(Dataset excerpt)
:::

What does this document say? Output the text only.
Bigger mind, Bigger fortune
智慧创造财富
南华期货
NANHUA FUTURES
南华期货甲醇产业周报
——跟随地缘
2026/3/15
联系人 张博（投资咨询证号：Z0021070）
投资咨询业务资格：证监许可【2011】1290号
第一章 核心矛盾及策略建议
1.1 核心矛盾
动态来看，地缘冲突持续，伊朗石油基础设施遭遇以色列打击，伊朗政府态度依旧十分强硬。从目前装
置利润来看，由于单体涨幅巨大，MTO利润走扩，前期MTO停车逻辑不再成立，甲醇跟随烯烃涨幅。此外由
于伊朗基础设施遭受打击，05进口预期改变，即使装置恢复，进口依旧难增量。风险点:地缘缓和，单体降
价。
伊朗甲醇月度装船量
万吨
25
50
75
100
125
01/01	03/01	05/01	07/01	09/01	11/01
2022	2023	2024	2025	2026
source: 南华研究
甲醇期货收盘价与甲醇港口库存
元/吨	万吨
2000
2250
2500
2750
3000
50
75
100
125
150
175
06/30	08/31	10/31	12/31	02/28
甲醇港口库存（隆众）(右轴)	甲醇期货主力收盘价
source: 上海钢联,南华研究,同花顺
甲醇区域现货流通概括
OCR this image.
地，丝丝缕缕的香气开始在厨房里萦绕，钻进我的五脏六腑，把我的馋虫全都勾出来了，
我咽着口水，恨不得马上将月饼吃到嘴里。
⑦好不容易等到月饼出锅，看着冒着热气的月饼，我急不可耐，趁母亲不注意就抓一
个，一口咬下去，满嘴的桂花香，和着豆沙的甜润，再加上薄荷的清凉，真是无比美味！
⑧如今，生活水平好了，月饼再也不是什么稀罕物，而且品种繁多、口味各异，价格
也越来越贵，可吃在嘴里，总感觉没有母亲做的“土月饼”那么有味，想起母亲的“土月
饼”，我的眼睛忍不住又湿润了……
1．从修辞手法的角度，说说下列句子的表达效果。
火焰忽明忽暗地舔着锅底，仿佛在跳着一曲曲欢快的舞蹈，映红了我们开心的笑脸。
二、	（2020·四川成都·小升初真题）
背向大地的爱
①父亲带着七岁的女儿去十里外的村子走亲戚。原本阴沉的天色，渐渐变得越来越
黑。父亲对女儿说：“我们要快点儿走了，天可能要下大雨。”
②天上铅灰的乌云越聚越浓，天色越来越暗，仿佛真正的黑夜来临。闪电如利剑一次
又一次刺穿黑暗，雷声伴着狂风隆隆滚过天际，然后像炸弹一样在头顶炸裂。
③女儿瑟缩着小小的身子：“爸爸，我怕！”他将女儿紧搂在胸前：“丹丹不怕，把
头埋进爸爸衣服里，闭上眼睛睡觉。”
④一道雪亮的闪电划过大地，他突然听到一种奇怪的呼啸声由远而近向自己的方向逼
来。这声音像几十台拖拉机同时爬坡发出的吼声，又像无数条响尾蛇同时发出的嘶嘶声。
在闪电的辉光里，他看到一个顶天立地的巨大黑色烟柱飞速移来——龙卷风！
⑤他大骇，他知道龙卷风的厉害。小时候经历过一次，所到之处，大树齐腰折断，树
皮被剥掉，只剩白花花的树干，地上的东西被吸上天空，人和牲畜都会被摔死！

:::

■ Problem to work on: Every line of the records above needs to be given again exactly.

■ Output of the exercise:
What does this document say? Output the text only.
Bigger mind, Bigger fortune
智慧创造财富
南华期货
NANHUA FUTURES
南华期货甲醇产业周报
——跟随地缘
2026/3/15
联系人 张博（投资咨询证号：Z0021070）
投资咨询业务资格：证监许可【2011】1290号
第一章 核心矛盾及策略建议
1.1 核心矛盾
动态来看，地缘冲突持续，伊朗石油基础设施遭遇以色列打击，伊朗政府态度依旧十分强硬。从目前装
置利润来看，由于单体涨幅巨大，MTO利润走扩，前期MTO停车逻辑不再成立，甲醇跟随烯烃涨幅。此外由
于伊朗基础设施遭受打击，05进口预期改变，即使装置恢复，进口依旧难增量。风险点:地缘缓和，单体降
价。
伊朗甲醇月度装船量
万吨
25
50
75
100
125
01/01	03/01	05/01	07/01	09/01	11/01
2022	2023	2024	2025	2026
source: 南华研究
甲醇期货收盘价与甲醇港口库存
元/吨	万吨
2000
2250
2500
2750
3000
50
75
100
125
150
175
06/30	08/31	10/31	12/31	02/28
甲醇港口库存（隆众）(右轴)	甲醇期货主力收盘价
source: 上海钢联,南华研究,同花顺
甲醇区域现货流通概括
OCR this image.
地，丝丝缕缕的香气开始在厨房里萦绕，钻进我的五脏六腑，把我的馋虫全都勾出来了，
我咽着口水，恨不得马上将月饼吃到嘴里。
⑦好不容易等到月饼出锅，看着冒着热气的月饼，我急不可耐，趁母亲不注意就抓一
个，一口咬下去，满嘴的桂花香，和着豆沙的甜润，再加上薄荷的清凉，真是无比美味！
⑧如今，生活水平好了，月饼再也不是什么稀罕物，而且品种繁多、口味各异，价格
也越来越贵，可吃在嘴里，总感觉没有母亲做的“土月饼”那么有味，想起母亲的“土月
饼”，我的眼睛忍不住又湿润了……
1．从修辞手法的角度，说说下列句子的表达效果。
火焰忽明忽暗地舔着锅底，仿佛在跳着一曲曲欢快的舞蹈，映红了我们开心的笑脸。
二、	（2020·四川成都·小升初真题）
背向大地的爱
①父亲带着七岁的女儿去十里外的村子走亲戚。原本阴沉的天色，渐渐变得越来越
黑。父亲对女儿说：“我们要快点儿走了，天可能要下大雨。”
②天上铅灰的乌云越聚越浓，天色越来越暗，仿佛真正的黑夜来临。闪电如利剑一次
又一次刺穿黑暗，雷声伴着狂风隆隆滚过天际，然后像炸弹一样在头顶炸裂。
③女儿瑟缩着小小的身子：“爸爸，我怕！”他将女儿紧搂在胸前：“丹丹不怕，把
头埋进爸爸衣服里，闭上眼睛睡觉。”
④一道雪亮的闪电划过大地，他突然听到一种奇怪的呼啸声由远而近向自己的方向逼
来。这声音像几十台拖拉机同时爬坡发出的吼声，又像无数条响尾蛇同时发出的嘶嘶声。
在闪电的辉光里，他看到一个顶天立地的巨大黑色烟柱飞速移来——龙卷风！
⑤他大骇，他知道龙卷风的厉害。小时候经历过一次，所到之处，大树齐腰折断，树
皮被剥掉，只剩白花花的树干，地上的东西被吸上天空，人和牲畜都会被摔死！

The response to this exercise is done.